▸ **Data for the task**
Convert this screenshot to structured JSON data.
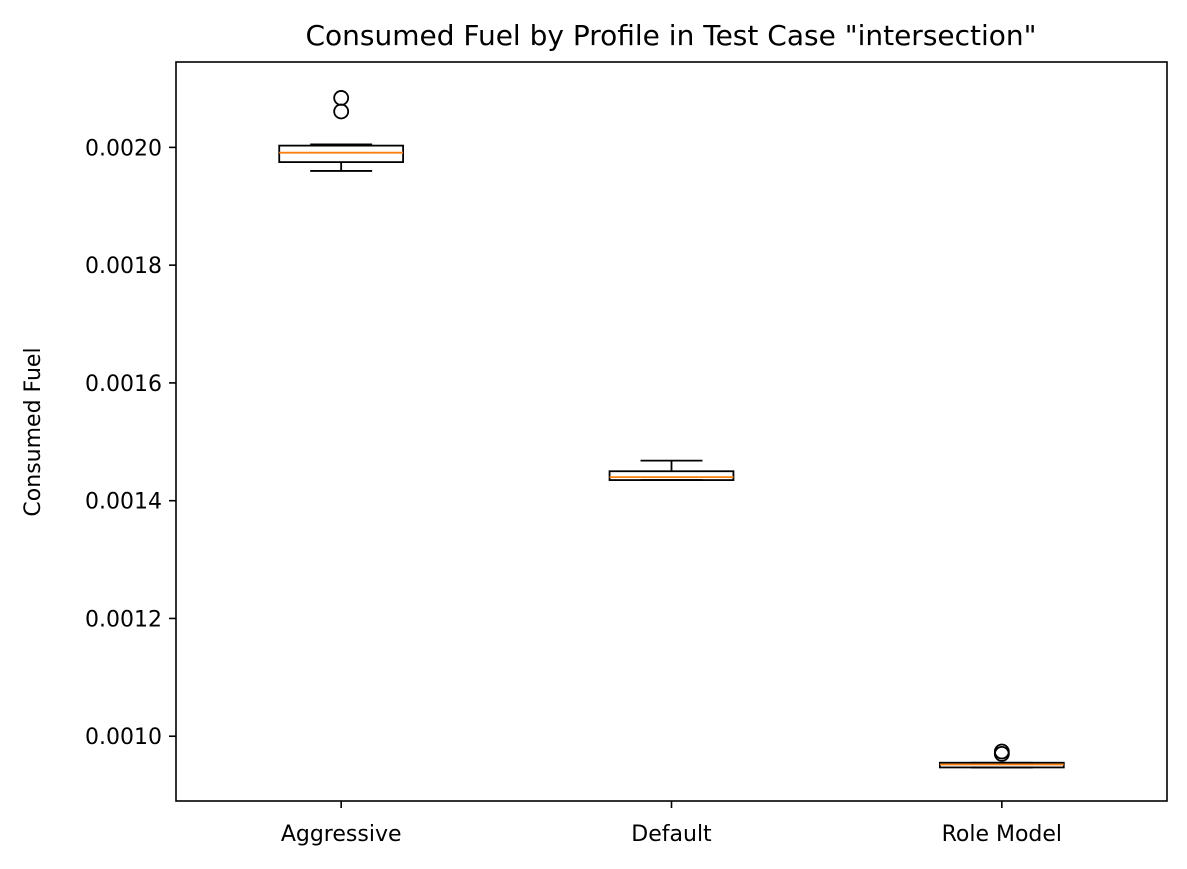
{
  "chart_data": {
    "type": "boxplot",
    "title": "Consumed Fuel by Profile in Test Case \"intersection\"",
    "xlabel": "",
    "ylabel": "Consumed Fuel",
    "ylim": [
      0.00089,
      0.002145
    ],
    "yticks": [
      "0.0010",
      "0.0012",
      "0.0014",
      "0.0016",
      "0.0018",
      "0.0020"
    ],
    "yticks_values": [
      0.001,
      0.0012,
      0.0014,
      0.0016,
      0.0018,
      0.002
    ],
    "grid": false,
    "categories": [
      "Aggressive",
      "Default",
      "Role Model"
    ],
    "boxes": [
      {
        "category": "Aggressive",
        "whisker_low": 0.00196,
        "q1": 0.001975,
        "median": 0.001991,
        "q3": 0.002003,
        "whisker_high": 0.002005,
        "outliers": [
          0.002061,
          0.002084
        ]
      },
      {
        "category": "Default",
        "whisker_low": 0.001435,
        "q1": 0.001435,
        "median": 0.00144,
        "q3": 0.00145,
        "whisker_high": 0.001468,
        "outliers": []
      },
      {
        "category": "Role Model",
        "whisker_low": 0.000947,
        "q1": 0.000947,
        "median": 0.000952,
        "q3": 0.000955,
        "whisker_high": 0.000955,
        "outliers": [
          0.00097,
          0.000974
        ]
      }
    ],
    "colors": {
      "box": "#000000",
      "median": "#ff7f0e",
      "outlier": "#000000"
    }
  }
}
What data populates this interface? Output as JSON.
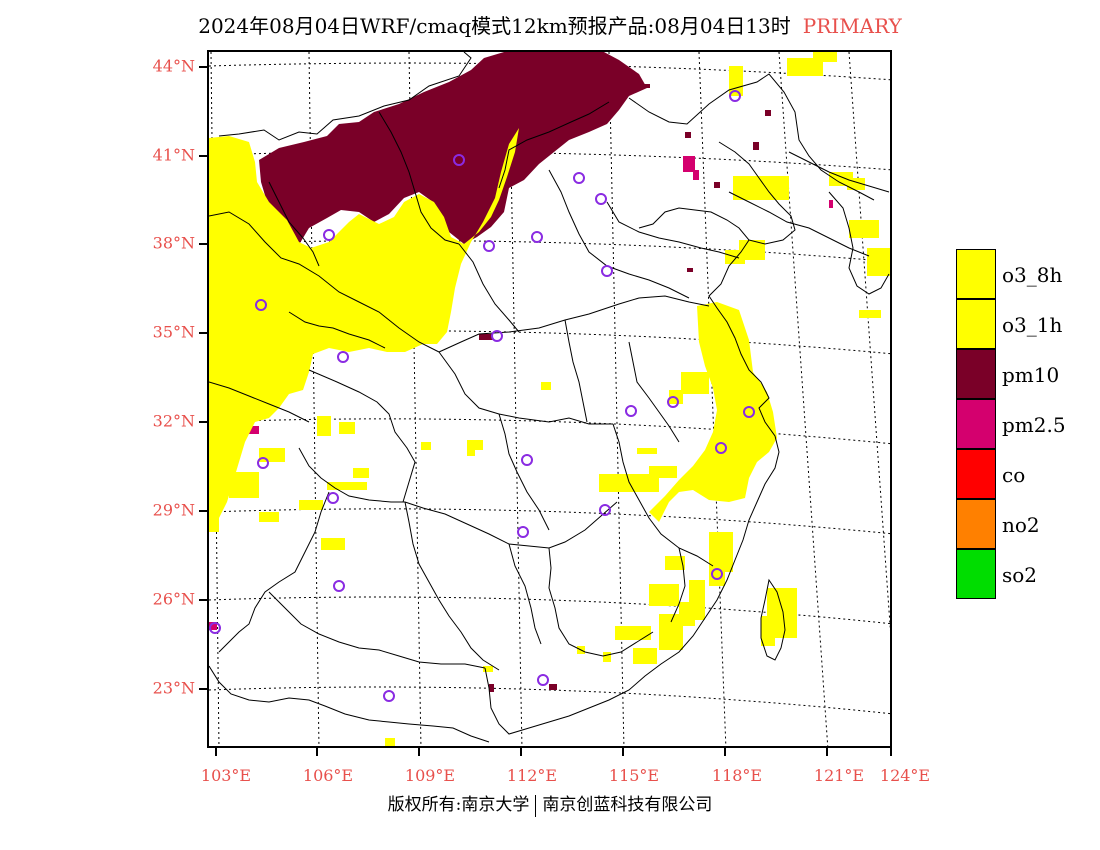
{
  "title": {
    "main": "2024年08月04日WRF/cmaq模式12km预报产品:08月04日13时",
    "tag": "PRIMARY"
  },
  "axes": {
    "lat_labels": [
      "44°N",
      "41°N",
      "38°N",
      "35°N",
      "32°N",
      "29°N",
      "26°N",
      "23°N"
    ],
    "lon_labels": [
      "103°E",
      "106°E",
      "109°E",
      "112°E",
      "115°E",
      "118°E",
      "121°E",
      "124°E"
    ]
  },
  "legend": {
    "items": [
      {
        "label": "o3_8h",
        "color": "#ffff00"
      },
      {
        "label": "o3_1h",
        "color": "#ffff00"
      },
      {
        "label": "pm10",
        "color": "#7a0028"
      },
      {
        "label": "pm2.5",
        "color": "#d4006e"
      },
      {
        "label": "co",
        "color": "#ff0000"
      },
      {
        "label": "no2",
        "color": "#ff8000"
      },
      {
        "label": "so2",
        "color": "#00dd00"
      }
    ]
  },
  "footer": {
    "left": "版权所有:南京大学",
    "right": "南京创蓝科技有限公司"
  },
  "colors": {
    "label_red": "#e8504c",
    "o3": "#ffff00",
    "pm10": "#7a0028",
    "pm25": "#d4006e",
    "station": "#8a2be2"
  }
}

▸ **Written task**
Write the full listing out again with every line unchanged, but include no pictures.

▸ **Written response**
Convert this screenshot to structured JSON data.
{
  "chart_data": {
    "type": "boxplot",
    "title": "Consumed Fuel by Profile in Test Case \"intersection\"",
    "xlabel": "",
    "ylabel": "Consumed Fuel",
    "ylim": [
      0.00089,
      0.002145
    ],
    "yticks": [
      "0.0010",
      "0.0012",
      "0.0014",
      "0.0016",
      "0.0018",
      "0.0020"
    ],
    "yticks_values": [
      0.001,
      0.0012,
      0.0014,
      0.0016,
      0.0018,
      0.002
    ],
    "grid": false,
    "categories": [
      "Aggressive",
      "Default",
      "Role Model"
    ],
    "boxes": [
      {
        "category": "Aggressive",
        "whisker_low": 0.00196,
        "q1": 0.001975,
        "median": 0.001991,
        "q3": 0.002003,
        "whisker_high": 0.002005,
        "outliers": [
          0.002061,
          0.002084
        ]
      },
      {
        "category": "Default",
        "whisker_low": 0.001435,
        "q1": 0.001435,
        "median": 0.00144,
        "q3": 0.00145,
        "whisker_high": 0.001468,
        "outliers": []
      },
      {
        "category": "Role Model",
        "whisker_low": 0.000947,
        "q1": 0.000947,
        "median": 0.000952,
        "q3": 0.000955,
        "whisker_high": 0.000955,
        "outliers": [
          0.00097,
          0.000974
        ]
      }
    ],
    "colors": {
      "box": "#000000",
      "median": "#ff7f0e",
      "outlier": "#000000"
    }
  }
}
What data populates this interface? Output as JSON.
{
  "title": {
    "main": "2024年08月04日WRF/cmaq模式12km预报产品:08月04日13时",
    "tag": "PRIMARY"
  },
  "axes": {
    "lat_labels": [
      "44°N",
      "41°N",
      "38°N",
      "35°N",
      "32°N",
      "29°N",
      "26°N",
      "23°N"
    ],
    "lon_labels": [
      "103°E",
      "106°E",
      "109°E",
      "112°E",
      "115°E",
      "118°E",
      "121°E",
      "124°E"
    ]
  },
  "legend": {
    "items": [
      {
        "label": "o3_8h",
        "color": "#ffff00"
      },
      {
        "label": "o3_1h",
        "color": "#ffff00"
      },
      {
        "label": "pm10",
        "color": "#7a0028"
      },
      {
        "label": "pm2.5",
        "color": "#d4006e"
      },
      {
        "label": "co",
        "color": "#ff0000"
      },
      {
        "label": "no2",
        "color": "#ff8000"
      },
      {
        "label": "so2",
        "color": "#00dd00"
      }
    ]
  },
  "footer": {
    "left": "版权所有:南京大学",
    "right": "南京创蓝科技有限公司"
  },
  "colors": {
    "label_red": "#e8504c",
    "o3": "#ffff00",
    "pm10": "#7a0028",
    "pm25": "#d4006e",
    "station": "#8a2be2"
  }
}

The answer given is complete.